Wissenschaft 24.06.2022, 09:17 Uhr

PSI: Ein neuer Forschungsbereich zur Bewältigung grosser Datenmengen

Grossforschungsanlagen, die auf Hochtouren laufen, produzieren riesige Mengen an Daten. Um diese zu interpretieren, bündelt das PSI jetzt seine Kräfte im neuen Forschungsbereich «Computergestützte Wissenschaften, Theorie und Daten».
Alun Ashton leitet die Abteilung «Wissenschaftliche IT-Infrastruktur und Dienstleistungen.»
(Quelle: PSI / Scanderbeg Sauer Photography)
Die Forscherkarriere von Alun Ashton begann in den 1990ern, also gewissermassen in der Steinzeit, zumindest was die Nutzung von Computern betrifft. «Als Student habe ich die Daten meiner Messungen auf Floppy-Discs gespeichert», erinnert sich der Biochemiker und Computerwissenschaftler. «Müsste ich die Daten, die heute an nur einem Experiment an der Synchrotron Lichtquelle Schweiz SLS entstehen, auf solchen Floppys speichern, bräuchte ich davon Millionen – und mehrere Leben, um die Disketten zu wechseln.»
Allerdings hat sich die Informationstechnologie so rasant entwickelt, dass Ashton seine Zeit für andere Dinge nutzen kann. Selbst grosse Datenmengen aus den Experimenten am Paul Scherrer Institut (PSI) werden ausreichend schnell verarbeitet und gespeichert. Zumindest bis jetzt. Spätestens wenn 2025 nach einem Upgrade der SLS die SLS 2.0 den Betrieb aufnimmt, werden die Forschenden am PSI vor einem Problem stehen.
Nach dem Upgrade auf die SLS 2.0 können Experimente eine bis zu tausendfach höhere Leistungsfähigkeit haben als bei der heutigen SLS und bei anderen Konfigurationen. Sie können daher viel mehr Daten liefern als bislang. Hinzu kommen bessere und schnellere Detektoren mit höherer Auflösung.

→ **ANGABEN**:
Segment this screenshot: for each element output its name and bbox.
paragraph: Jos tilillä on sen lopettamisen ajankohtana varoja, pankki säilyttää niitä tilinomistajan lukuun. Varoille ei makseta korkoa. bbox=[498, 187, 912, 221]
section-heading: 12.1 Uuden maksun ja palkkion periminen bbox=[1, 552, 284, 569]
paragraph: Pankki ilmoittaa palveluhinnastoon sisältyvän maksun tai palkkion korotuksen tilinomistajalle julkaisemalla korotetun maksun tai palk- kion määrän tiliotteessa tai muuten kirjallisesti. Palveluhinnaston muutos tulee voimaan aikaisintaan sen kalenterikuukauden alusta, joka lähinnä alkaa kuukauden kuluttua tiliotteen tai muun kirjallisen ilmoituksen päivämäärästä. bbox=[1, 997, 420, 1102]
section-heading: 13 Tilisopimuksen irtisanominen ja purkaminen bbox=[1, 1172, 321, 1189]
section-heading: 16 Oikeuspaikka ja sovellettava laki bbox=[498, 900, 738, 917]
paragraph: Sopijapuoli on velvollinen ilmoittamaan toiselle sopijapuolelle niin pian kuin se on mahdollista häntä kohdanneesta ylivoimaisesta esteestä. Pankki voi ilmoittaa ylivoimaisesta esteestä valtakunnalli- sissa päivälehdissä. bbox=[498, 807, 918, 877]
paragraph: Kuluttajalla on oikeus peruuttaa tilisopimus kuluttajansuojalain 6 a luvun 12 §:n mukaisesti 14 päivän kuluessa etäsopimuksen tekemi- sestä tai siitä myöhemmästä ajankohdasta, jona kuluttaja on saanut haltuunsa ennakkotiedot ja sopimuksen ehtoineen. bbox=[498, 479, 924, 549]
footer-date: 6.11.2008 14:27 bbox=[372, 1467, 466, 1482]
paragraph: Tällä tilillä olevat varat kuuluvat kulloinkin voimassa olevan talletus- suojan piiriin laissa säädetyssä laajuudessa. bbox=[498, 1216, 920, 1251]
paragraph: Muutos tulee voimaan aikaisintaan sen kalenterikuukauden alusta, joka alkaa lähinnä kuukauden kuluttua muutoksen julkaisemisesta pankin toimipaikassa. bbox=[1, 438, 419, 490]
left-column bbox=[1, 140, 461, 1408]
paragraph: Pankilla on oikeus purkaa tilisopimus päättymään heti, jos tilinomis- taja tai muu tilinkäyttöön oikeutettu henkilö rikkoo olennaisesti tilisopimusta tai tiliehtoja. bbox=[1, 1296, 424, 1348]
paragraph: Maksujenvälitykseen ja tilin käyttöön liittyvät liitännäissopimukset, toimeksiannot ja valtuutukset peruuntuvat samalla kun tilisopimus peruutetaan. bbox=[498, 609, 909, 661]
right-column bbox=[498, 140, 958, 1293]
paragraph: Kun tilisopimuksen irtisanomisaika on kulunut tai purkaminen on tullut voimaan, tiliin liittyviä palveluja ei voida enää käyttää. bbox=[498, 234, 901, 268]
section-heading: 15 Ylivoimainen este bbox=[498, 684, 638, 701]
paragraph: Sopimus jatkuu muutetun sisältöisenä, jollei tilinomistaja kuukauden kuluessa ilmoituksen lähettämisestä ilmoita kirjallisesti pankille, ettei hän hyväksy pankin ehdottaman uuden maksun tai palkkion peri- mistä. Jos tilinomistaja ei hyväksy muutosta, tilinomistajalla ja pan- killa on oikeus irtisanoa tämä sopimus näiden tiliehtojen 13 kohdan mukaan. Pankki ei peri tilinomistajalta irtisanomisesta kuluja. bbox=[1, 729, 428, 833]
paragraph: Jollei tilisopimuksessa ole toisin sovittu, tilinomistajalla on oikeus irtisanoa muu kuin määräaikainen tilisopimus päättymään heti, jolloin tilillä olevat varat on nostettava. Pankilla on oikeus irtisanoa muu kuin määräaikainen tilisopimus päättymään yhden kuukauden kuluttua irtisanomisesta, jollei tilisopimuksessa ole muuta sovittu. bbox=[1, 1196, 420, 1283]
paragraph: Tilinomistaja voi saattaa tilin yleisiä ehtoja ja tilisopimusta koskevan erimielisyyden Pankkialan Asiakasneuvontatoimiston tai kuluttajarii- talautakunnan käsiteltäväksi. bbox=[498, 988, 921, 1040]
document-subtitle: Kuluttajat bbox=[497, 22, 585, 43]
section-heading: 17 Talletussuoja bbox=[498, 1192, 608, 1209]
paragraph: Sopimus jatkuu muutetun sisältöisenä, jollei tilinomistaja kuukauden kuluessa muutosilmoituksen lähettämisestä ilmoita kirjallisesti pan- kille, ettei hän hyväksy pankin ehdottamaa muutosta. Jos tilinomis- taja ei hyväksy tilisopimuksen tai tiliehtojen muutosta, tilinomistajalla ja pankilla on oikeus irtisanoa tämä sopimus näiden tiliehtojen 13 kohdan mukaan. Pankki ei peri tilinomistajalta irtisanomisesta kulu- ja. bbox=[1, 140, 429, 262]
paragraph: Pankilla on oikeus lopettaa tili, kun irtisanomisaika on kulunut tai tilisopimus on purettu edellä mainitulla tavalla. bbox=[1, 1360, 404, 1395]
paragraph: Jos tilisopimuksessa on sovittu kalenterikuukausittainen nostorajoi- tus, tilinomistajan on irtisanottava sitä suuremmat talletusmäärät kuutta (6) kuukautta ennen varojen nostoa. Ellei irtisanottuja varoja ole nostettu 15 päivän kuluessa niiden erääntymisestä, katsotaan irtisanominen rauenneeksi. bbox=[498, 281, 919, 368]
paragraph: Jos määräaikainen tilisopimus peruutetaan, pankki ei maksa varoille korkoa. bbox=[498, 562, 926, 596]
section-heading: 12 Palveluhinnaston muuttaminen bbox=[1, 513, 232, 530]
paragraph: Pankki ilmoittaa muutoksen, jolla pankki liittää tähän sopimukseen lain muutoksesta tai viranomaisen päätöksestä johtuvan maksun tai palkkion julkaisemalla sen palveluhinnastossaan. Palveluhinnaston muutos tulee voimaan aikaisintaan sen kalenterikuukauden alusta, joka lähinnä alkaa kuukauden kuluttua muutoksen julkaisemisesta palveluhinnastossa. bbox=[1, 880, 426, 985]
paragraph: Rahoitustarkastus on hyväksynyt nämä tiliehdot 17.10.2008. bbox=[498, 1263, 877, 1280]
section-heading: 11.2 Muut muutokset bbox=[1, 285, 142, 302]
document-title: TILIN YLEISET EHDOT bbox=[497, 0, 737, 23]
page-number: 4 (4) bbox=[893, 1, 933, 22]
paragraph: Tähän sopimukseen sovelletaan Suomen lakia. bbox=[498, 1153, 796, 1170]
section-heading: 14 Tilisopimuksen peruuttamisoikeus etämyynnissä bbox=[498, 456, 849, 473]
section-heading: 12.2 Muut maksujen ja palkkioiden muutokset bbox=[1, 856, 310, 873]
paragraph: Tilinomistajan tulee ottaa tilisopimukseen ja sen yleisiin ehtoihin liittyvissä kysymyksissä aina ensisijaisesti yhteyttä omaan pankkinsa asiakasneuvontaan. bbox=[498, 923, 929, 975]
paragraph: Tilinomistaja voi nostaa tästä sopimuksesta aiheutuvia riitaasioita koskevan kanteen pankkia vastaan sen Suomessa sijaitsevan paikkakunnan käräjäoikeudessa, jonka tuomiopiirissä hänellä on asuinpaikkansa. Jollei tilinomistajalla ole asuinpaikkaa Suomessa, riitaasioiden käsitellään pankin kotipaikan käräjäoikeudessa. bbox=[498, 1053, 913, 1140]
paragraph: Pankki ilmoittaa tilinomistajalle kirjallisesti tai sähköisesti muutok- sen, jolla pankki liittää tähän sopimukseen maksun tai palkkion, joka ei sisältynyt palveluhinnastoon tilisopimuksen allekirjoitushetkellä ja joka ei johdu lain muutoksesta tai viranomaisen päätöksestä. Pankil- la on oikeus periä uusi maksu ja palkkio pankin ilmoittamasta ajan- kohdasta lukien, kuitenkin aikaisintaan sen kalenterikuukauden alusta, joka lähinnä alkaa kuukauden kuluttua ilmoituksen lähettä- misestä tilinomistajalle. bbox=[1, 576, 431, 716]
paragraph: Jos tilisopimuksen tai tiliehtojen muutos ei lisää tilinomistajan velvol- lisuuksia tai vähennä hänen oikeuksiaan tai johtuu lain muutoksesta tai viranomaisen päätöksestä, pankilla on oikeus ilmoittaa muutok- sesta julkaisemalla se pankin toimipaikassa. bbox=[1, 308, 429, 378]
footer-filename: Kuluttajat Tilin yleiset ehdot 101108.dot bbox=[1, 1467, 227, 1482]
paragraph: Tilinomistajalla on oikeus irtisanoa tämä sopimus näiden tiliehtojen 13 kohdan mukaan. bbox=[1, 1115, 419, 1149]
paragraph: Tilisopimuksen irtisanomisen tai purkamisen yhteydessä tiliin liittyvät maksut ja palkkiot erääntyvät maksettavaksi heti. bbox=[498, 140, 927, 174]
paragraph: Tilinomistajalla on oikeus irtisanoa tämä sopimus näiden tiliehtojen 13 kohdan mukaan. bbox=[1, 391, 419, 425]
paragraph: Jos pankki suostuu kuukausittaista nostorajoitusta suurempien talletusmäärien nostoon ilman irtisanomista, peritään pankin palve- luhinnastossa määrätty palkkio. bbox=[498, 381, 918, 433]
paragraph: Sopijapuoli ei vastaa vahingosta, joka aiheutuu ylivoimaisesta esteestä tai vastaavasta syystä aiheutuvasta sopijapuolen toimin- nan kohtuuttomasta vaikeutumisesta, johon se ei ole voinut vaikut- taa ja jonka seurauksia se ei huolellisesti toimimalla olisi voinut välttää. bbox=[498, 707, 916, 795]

→ **AUFGABEN**:
(a) Warum werden die Forschenden am PSI laut dem Artikel spätestens ab dem Start der SLS 2.0 vor einem Problem stehen? Antworte in ein bis drei Sätzen.
(b) Worauf hat Alun Ashton laut dem Artikel als Student die Daten seiner Messungen gespeichert?
(c) Schreib den Artikel über den neuen Forschungsbereich am PSI nach dem letzten Satz weiter.
Die Auflistung hat nichts mit dem Artikel zu tun.

→ **LÖSUNGEN**:
(a) Nach dem Upgrade können Experimente an der SLS 2.0 eine bis zu tausendfach höhere Leistungsfähigkeit haben und liefern deshalb viel mehr Daten als bisher. Dazu kommen bessere und schnellere Detektoren mit höherer Auflösung.

(b) Auf Floppy-Discs.

(c)
Wo die heutige SLS-Strahllinie einen Datensatz pro Minute erzeugt, werden mit der SLS 2.0 in unter einer Sekunde solche Datenmengen entstehen. Auch der neue Jungfrau-Detektor am SwissFEL (Free-Electron Laser) kann bei voller Geschwindigkeit auf 50 Gigabytes pro Sekunde kommen. Insgesamt liefern die Experimente am PSI derzeit 3,6 Petabytes pro Jahr. Wenn die SLS 2.0 voll in Betrieb ist, könnten die Experimente allein dort bis zu 30 Petabytes pro Jahr erzeugen, wofür man rund 50'000 PC-Festplatten bräuchte.

Frische Ideen gesucht

Mit den alten Konzepten lassen sich am PSI die neuen Datenmengen somit nicht bewältigen. Es braucht Ideen, wie man der Informatinsflut Herr werden kann, um so die Forschungsfragen zu beantworten. Und es braucht einen eigenen Forschungsschwerpunkt mit entsprechender organisatorischer Struktur. Das Ergebnis ist der neue Forschungsbereich «Computergestützte Wissenschaften, Theorie und Daten», kurz SCD, der im Juli 2021 gegründet wurde.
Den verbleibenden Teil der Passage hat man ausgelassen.